(Aim A):
Echo the pandas notebook word for word, starting at "car_sales.to_csv('exported-car-sales.csv', index=False)" and ending at "(no function call)".
(Aim B):
Write what comes next in the pandas notebook, picking up right after its final line.

In [None]:
# Start by importing pandas
import pandas as pd

In [None]:
# Two main data types
series = pd.Series(["BMW", "Toyota", "Honda"])

In [None]:
series

In [None]:
# Series are **one-dimensional**

In [None]:
colors = pd.Series(["Red", "Blue", "White"])
colors

In [None]:
# DataFrame is **two-dimensional**
# Far more common than `Series`
car_data = pd.DataFrame({"Car make": series, "Color": colors})

In [None]:
# Far more typical to **import** data
car_sales = pd.read_csv('car-sales.csv')

In [None]:
# Remember, this file contains a **small** amount of data
car_sales

In [None]:
# Exporting a DataFrame
# (Even though it is **unchanged**.)
# Can also export to Excel (`to_excel()`) (or other fomats).
# Adding the parameter, `index=False`, prevents pandas from exporting the index column.
car_sales.to_csv('exported-car-sales.csv', index=False)

In [None]:
exported_car_sales = pd.read_csv('exported-car-sales.csv')
exported_car_sales

## Describe data

In [None]:
# Attribute (no function call)
# Queries the data types for our data frame
car_sales.dtypes

# Function
# car_sales.to_csv() (Notice function operator `())

In [None]:
car_sales.columns

In [None]:
car_columns = car_sales.columns
car_columns

In [None]:
# A mistake
try:
    car_columns.index
except Exception as e:
    print(f'An error occurred: {e}')

In [None]:
car_sales.index

In [None]:
car_sales

In [None]:
# We've looked at attributes. Now let's call some functions.
car_sales.describe()

In [None]:
car_sales.info()

In [None]:
# The behavior of `mean()` has apparently changed since the video was released. 
# In the video, `car_sales.mean()` only returned the arithmetic mean of **numeric**
# columns. Currently, this function **fails** because of the non-numeric columns.
try:
    car_sales.mean()
except Exception as e:
    print(f'`mean()` no longer handles non-numeric columns\n  {e}')

In [None]:
# To "restore" the behavior in the video, execute
car_sales.mean(numeric_only=True)

In [None]:
# Invoking `mean()` on a `Series`
car_prices = pd.Series([3000, 1500, 111250])

(Material):
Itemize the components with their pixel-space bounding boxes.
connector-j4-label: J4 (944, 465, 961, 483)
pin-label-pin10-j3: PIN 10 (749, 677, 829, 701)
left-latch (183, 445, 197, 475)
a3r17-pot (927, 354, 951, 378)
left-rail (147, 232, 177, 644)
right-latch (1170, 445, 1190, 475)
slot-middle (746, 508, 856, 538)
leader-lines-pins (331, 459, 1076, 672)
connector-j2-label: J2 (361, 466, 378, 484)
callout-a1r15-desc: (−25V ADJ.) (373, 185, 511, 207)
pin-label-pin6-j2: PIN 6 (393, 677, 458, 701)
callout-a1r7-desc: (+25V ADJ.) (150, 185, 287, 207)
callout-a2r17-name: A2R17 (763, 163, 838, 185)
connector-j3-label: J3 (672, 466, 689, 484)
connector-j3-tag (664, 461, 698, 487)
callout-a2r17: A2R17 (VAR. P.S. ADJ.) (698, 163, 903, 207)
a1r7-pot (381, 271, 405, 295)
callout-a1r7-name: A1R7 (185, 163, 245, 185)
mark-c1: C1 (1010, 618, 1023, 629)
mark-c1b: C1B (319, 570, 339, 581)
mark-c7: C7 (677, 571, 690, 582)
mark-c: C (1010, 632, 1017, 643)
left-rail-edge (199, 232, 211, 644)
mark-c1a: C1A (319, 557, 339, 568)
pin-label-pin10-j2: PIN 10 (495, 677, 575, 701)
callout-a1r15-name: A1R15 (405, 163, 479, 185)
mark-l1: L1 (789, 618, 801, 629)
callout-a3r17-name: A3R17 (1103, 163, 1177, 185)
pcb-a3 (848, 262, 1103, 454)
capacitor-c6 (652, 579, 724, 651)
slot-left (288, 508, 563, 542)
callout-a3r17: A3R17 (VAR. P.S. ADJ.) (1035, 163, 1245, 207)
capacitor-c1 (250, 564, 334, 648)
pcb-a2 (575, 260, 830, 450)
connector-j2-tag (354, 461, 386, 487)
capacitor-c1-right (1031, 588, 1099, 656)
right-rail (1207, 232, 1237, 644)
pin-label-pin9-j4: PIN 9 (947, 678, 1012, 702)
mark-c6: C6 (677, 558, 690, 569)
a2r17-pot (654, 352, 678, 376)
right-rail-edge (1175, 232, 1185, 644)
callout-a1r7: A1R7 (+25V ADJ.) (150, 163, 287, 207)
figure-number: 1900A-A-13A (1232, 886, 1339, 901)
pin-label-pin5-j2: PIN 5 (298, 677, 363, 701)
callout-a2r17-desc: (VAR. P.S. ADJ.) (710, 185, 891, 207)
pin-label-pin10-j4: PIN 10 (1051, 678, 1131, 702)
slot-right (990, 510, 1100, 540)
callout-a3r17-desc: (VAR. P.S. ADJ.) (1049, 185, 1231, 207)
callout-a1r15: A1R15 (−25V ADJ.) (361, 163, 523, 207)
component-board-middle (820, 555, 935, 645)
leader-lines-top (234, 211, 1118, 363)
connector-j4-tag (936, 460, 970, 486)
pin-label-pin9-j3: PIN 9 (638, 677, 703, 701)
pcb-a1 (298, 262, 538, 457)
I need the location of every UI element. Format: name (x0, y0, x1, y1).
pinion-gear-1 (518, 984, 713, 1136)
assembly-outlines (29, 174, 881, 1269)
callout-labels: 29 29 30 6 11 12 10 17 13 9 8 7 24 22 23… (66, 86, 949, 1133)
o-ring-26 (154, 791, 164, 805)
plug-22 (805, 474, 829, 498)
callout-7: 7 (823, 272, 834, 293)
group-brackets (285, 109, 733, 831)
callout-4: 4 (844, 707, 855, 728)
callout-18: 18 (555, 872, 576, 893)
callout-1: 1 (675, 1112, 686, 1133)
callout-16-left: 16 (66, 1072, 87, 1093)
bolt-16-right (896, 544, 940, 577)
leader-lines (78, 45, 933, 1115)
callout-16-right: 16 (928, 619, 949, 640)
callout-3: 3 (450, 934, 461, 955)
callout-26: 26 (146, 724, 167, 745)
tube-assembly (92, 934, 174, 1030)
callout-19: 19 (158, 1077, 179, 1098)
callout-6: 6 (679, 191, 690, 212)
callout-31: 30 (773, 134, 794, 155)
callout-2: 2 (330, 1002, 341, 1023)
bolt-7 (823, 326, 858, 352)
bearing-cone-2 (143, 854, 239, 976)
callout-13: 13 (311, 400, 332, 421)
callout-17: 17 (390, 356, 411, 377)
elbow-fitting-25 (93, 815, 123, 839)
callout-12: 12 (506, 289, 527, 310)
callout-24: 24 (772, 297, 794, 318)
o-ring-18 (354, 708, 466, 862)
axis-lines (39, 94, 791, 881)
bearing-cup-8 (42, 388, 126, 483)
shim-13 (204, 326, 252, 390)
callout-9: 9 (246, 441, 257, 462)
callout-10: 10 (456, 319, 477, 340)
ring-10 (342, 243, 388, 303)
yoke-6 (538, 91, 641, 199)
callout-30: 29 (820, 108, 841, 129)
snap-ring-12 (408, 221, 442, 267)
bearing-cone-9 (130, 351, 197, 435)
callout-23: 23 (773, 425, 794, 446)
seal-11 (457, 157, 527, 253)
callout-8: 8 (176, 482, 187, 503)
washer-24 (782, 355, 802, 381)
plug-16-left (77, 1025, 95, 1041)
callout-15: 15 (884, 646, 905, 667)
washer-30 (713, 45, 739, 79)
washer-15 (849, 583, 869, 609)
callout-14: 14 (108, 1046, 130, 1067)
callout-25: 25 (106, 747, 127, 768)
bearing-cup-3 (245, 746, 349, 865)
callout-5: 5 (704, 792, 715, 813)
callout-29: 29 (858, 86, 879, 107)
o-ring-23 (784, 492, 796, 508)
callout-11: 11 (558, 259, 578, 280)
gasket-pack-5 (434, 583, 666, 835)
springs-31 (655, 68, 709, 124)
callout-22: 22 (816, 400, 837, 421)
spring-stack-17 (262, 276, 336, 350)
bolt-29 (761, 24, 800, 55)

(Expected output A):
car_sales.to_csv('exported-car-sales.csv', index=False)

In [None]:
exported_car_sales = pd.read_csv('exported-car-sales.csv')
exported_car_sales

## Describe data

In [None]:
# Attribute (no function call)

(Expected output B):
car_prices.mean()

In [None]:
car_sales.sum()

In [None]:
car_sales['Odometer (KM)'].sum()

In [None]:
car_sales['Doors'].sum()

In [None]:
car_sales['Doors'].mean()

In [None]:
car_sales['Doors'].max()

In [None]:
len(car_sales)

## Viewing and selecting data

In [None]:
# Displays the first five (5) rows of a `DataFrame` (the default value)
car_sales.head()

In [None]:
car_sales

In [None]:
# Displays the first **7** rows of the `DataFrame`
car_sales.head(7)

In [None]:
# Displays the **last** five (5) rows of a `DataFrame`
car_sales.tail()

In [None]:
# Similarly, supplying an argument changes the number of rows displayed.
car_sales.tail(3)

In [None]:
# .loc and .iloc
animals = pd.Series(['cat', 'dog', 'bird', 'panda', 'snake'])
animals

In [None]:
# One can also create a `Series` with a **custom** index
animals = pd.Series(['cat', 'dog', 'bird', 'panda', 'snake'],
                    index=[0, 3, 9, 8, 3]);
animals

In [None]:
# Returns the items in `animals` with an index value of 3
animals.loc[3]
# Because `animals` has an Index containing the 
# number three (3) **twice**, this expression returns the
# two items of the `Series` whose index value equals 3.

In [None]:
animals.loc[9]
# Because the specified index identifies exactyl one item,
# this expression returns a single value (not a `Series`).

In [None]:
# What if we want to get rows of a `DataFrame`?
car_sales

In [None]:
# Returns the "row" item at index 3.
car_sales.loc[3]

In [None]:
# `.iloc` refers to **position** of item in the `Series` or `DataFrame`.
# `.loc` refers to the **index** of the `Series` or `DataFrame`.
animals.iloc[3]

In [None]:
car_sales.iloc[3]

In [None]:
# Since the `Index` of `car_sales` has not been changed since
# we created the `DataFrame`, calling `loc[3]` will return the
# same item as calling `iloc[3]`.
car_sales.loc[3]

In [None]:
# Give us the animals whose integer indices are 0, 1, and 2;
# that is, the slice `[:3]`
animals.iloc[:3]

In [None]:
car_sales.loc[:3]

In [None]:
car_sales.iloc[:3]

In [None]:
# BEWARE, `loc[:3]` and `iloc[:3]` have **different** semantics!
car_sales.loc[:3] is not car_sales.iloc[:3]

In [None]:
# But, `car_sales.loc[:3] == car_sales.head(4)`
car_sales.loc[:3] == car_sales.head(4)

In [None]:
# Using array indexing with a **column name** selects
# all the items in a single column.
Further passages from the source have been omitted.